(Collection entries)
-------------------------

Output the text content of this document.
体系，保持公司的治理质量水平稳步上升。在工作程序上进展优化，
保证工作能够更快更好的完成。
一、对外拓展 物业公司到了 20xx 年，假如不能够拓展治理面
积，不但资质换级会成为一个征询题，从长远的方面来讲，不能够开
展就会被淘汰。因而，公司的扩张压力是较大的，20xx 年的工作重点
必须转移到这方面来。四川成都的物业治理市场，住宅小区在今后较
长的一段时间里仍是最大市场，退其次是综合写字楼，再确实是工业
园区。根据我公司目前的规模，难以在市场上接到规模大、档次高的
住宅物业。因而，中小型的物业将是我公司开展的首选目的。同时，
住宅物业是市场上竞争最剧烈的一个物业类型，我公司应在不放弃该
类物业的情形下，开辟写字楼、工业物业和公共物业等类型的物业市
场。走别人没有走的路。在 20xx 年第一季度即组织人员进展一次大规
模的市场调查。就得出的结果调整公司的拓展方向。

-------------------------

• **GIVEN EXERCISE**
Exactly reproduce every record.

• **SOLUTION TO THE EXERCISE**
Output the text content of this document.
体系，保持公司的治理质量水平稳步上升。在工作程序上进展优化，
保证工作能够更快更好的完成。
一、对外拓展 物业公司到了 20xx 年，假如不能够拓展治理面
积，不但资质换级会成为一个征询题，从长远的方面来讲，不能够开
展就会被淘汰。因而，公司的扩张压力是较大的，20xx 年的工作重点
必须转移到这方面来。四川成都的物业治理市场，住宅小区在今后较
长的一段时间里仍是最大市场，退其次是综合写字楼，再确实是工业
园区。根据我公司目前的规模，难以在市场上接到规模大、档次高的
住宅物业。因而，中小型的物业将是我公司开展的首选目的。同时，
住宅物业是市场上竞争最剧烈的一个物业类型，我公司应在不放弃该
类物业的情形下，开辟写字楼、工业物业和公共物业等类型的物业市
场。走别人没有走的路。在 20xx 年第一季度即组织人员进展一次大规
模的市场调查。就得出的结果调整公司的拓展方向。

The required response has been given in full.